- PROBLEM REQUIREMENTS
Examine the records and identify each line that includes the string "structured". Copy those lines.

Stored data:
-------------------------
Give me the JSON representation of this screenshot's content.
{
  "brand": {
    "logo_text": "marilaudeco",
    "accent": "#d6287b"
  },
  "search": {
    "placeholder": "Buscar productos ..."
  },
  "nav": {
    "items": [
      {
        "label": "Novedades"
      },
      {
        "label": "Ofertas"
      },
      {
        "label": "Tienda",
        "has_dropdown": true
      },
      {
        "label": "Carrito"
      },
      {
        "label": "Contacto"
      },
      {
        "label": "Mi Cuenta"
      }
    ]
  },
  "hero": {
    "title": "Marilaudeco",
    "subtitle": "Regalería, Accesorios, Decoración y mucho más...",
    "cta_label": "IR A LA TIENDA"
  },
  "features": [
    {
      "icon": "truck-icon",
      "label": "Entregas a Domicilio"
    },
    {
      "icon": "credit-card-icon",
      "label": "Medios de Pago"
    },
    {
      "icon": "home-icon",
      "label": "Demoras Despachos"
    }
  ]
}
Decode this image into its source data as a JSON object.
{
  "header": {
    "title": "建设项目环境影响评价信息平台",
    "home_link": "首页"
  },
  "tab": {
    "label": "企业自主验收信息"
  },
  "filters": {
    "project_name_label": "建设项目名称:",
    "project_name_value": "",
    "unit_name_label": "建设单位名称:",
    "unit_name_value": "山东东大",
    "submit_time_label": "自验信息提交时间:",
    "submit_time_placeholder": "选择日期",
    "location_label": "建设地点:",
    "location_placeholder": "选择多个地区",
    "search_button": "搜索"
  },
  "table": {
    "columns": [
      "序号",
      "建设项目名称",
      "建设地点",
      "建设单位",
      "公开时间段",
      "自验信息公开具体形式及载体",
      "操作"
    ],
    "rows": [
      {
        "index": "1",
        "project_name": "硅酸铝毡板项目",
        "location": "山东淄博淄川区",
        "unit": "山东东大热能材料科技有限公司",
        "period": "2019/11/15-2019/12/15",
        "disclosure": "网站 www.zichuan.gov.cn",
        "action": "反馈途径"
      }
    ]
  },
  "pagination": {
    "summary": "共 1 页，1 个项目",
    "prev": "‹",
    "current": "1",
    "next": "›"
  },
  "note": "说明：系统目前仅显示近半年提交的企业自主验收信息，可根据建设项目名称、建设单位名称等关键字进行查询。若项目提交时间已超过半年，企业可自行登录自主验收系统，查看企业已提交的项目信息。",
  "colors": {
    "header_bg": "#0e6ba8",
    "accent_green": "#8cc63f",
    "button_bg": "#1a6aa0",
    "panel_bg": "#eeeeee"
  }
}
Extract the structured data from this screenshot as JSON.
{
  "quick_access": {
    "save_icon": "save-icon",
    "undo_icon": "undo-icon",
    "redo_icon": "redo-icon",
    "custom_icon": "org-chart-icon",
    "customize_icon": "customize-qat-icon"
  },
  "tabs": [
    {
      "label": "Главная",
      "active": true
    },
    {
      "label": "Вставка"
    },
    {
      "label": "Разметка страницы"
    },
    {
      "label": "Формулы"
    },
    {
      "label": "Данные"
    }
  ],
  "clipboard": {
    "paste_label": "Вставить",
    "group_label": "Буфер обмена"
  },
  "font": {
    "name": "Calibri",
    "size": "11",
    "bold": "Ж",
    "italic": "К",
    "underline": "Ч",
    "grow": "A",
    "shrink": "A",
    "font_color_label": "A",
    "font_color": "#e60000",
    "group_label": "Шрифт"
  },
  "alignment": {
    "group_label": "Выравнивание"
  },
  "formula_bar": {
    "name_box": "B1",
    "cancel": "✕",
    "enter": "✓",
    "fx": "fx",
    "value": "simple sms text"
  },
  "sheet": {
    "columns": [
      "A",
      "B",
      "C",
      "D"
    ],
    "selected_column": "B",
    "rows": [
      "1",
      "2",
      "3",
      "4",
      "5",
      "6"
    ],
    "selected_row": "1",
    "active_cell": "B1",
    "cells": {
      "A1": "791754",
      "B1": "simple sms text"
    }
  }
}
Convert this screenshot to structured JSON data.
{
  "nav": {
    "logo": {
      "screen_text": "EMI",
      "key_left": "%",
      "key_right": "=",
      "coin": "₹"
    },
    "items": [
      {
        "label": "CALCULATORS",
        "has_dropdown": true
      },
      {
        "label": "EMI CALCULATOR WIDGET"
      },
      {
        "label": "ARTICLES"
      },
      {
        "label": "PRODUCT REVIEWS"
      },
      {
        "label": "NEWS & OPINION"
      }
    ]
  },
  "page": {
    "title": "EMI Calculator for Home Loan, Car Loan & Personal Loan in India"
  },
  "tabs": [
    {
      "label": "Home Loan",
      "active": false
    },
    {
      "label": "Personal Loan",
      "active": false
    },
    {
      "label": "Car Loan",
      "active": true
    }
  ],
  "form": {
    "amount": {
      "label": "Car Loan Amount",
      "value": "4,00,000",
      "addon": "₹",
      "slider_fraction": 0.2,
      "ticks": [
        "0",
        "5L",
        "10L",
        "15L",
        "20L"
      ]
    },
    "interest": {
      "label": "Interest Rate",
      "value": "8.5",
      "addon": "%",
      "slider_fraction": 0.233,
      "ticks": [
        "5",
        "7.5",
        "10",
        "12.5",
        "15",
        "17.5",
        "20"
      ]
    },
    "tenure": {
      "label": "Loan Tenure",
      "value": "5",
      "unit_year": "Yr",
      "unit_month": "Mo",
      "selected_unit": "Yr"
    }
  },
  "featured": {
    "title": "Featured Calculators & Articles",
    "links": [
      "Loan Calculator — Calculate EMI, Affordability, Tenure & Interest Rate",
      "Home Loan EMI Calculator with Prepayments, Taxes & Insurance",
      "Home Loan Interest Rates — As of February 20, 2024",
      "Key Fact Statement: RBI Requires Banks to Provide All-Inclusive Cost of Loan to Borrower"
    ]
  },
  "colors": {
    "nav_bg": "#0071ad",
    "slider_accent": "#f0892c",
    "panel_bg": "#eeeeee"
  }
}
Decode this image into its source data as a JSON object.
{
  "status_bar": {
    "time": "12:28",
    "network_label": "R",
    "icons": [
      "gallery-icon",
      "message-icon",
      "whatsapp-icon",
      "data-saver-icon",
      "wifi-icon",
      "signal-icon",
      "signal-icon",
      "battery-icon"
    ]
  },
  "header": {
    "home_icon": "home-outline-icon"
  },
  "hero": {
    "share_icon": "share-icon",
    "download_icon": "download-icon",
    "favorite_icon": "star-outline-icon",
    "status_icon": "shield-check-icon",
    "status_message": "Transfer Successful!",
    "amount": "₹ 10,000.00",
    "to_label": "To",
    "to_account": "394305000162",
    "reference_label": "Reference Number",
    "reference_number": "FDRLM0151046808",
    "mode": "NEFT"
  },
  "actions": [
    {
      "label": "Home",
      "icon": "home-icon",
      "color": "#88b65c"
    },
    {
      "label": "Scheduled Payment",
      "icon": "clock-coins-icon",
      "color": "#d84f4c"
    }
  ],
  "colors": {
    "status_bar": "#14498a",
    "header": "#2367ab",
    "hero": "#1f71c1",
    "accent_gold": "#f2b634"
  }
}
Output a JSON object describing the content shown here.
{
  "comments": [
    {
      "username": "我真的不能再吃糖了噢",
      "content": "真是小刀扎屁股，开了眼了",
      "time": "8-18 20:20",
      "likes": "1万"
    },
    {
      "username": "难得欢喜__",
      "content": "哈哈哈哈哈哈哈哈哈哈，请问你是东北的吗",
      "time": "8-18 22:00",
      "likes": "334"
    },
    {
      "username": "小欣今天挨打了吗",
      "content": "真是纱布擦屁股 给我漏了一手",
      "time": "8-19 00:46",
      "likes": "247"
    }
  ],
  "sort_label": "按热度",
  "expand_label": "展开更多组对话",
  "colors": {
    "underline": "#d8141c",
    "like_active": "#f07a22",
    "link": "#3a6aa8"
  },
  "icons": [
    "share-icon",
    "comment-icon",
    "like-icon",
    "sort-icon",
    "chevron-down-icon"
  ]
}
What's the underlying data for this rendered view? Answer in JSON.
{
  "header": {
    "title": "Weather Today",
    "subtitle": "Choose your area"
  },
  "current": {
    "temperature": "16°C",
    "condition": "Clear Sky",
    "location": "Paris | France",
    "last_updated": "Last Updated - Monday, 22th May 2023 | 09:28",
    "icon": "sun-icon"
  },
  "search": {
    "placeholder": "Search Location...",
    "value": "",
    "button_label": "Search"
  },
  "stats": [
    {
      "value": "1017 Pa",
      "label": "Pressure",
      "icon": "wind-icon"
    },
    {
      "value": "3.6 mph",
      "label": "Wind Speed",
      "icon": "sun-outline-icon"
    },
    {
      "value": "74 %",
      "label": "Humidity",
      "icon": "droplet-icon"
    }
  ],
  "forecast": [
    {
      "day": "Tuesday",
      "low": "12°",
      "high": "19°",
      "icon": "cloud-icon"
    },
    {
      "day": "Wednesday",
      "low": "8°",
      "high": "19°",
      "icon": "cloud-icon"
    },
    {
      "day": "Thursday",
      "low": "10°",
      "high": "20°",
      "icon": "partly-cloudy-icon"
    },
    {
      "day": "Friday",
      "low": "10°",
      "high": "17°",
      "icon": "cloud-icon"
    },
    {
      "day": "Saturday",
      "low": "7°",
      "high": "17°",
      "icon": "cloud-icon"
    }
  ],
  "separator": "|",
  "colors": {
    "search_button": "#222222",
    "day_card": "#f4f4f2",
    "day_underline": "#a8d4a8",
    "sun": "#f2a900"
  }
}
-------------------------
- TASK SOLUTION
Extract the structured data from this screenshot as JSON.
Convert this screenshot to structured JSON data.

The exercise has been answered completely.